Read the listing below and copy out every line that holds "position".

-- Start of GIVEN INFORMATION --

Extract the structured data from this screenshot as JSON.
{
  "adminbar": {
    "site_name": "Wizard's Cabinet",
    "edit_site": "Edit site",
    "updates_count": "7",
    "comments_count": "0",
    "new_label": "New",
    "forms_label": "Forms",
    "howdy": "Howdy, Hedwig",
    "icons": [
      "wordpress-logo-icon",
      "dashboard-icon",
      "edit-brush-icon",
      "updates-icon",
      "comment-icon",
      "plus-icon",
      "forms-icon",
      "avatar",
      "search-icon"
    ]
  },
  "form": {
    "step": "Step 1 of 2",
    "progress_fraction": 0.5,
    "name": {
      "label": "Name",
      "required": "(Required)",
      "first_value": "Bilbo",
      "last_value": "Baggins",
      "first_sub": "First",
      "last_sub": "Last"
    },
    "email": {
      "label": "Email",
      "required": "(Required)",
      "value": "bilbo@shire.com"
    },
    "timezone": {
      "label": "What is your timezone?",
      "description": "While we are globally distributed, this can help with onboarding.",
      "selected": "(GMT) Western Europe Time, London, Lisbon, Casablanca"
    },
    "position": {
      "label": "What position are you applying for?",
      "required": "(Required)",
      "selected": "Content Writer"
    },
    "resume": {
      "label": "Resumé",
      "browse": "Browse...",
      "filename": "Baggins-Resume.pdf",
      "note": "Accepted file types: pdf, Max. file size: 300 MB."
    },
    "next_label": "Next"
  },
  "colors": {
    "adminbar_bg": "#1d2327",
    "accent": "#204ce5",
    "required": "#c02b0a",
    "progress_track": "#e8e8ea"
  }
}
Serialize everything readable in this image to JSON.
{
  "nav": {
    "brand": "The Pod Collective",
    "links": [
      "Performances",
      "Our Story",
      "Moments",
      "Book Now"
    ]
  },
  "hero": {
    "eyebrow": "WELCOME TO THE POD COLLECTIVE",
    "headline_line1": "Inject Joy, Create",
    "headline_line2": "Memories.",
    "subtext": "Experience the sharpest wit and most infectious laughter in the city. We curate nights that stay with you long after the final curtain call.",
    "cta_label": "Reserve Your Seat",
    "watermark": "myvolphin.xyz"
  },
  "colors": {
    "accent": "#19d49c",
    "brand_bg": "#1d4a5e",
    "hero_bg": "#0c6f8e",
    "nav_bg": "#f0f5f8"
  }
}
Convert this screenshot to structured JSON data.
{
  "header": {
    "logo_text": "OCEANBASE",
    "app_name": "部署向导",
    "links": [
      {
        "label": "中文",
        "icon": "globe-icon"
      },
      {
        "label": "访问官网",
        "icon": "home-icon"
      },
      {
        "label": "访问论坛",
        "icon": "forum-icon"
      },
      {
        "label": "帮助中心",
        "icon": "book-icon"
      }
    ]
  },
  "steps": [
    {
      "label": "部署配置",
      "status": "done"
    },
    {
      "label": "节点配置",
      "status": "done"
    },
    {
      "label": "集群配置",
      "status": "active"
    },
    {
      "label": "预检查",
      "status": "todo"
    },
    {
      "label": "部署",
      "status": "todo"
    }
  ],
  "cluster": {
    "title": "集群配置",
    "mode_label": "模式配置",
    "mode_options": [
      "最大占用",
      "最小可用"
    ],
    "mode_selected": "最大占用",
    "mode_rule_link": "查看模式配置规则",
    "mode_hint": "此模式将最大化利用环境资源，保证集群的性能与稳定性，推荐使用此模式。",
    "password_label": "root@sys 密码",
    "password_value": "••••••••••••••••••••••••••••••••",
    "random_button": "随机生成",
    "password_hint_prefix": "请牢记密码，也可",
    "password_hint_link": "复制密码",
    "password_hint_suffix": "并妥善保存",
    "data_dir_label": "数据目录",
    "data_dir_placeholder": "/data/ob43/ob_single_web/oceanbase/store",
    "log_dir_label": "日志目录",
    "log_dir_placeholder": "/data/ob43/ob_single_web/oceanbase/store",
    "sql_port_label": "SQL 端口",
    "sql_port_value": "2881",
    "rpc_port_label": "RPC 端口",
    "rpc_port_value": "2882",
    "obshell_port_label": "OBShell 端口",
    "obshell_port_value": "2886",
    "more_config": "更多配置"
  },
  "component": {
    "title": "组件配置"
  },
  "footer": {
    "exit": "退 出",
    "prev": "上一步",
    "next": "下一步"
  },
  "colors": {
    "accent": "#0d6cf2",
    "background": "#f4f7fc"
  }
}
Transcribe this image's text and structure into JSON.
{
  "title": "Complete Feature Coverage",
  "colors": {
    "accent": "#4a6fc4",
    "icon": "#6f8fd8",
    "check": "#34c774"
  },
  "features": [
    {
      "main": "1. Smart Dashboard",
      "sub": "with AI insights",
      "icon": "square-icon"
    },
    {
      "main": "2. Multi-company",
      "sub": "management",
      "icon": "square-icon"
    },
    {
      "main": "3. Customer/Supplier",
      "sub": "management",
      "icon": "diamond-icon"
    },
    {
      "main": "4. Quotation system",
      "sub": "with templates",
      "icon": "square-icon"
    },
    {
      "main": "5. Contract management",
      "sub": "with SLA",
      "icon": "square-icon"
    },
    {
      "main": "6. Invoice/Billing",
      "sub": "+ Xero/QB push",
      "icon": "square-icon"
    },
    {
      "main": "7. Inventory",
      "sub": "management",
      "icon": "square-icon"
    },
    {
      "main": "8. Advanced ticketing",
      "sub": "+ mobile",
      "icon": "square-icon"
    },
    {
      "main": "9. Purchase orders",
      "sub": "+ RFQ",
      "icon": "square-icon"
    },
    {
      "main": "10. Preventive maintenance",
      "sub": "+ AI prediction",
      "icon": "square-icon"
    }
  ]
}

-- End of GIVEN INFORMATION --

**TASK SOLUTION:**
    "position": {
      "label": "What position are you applying for?",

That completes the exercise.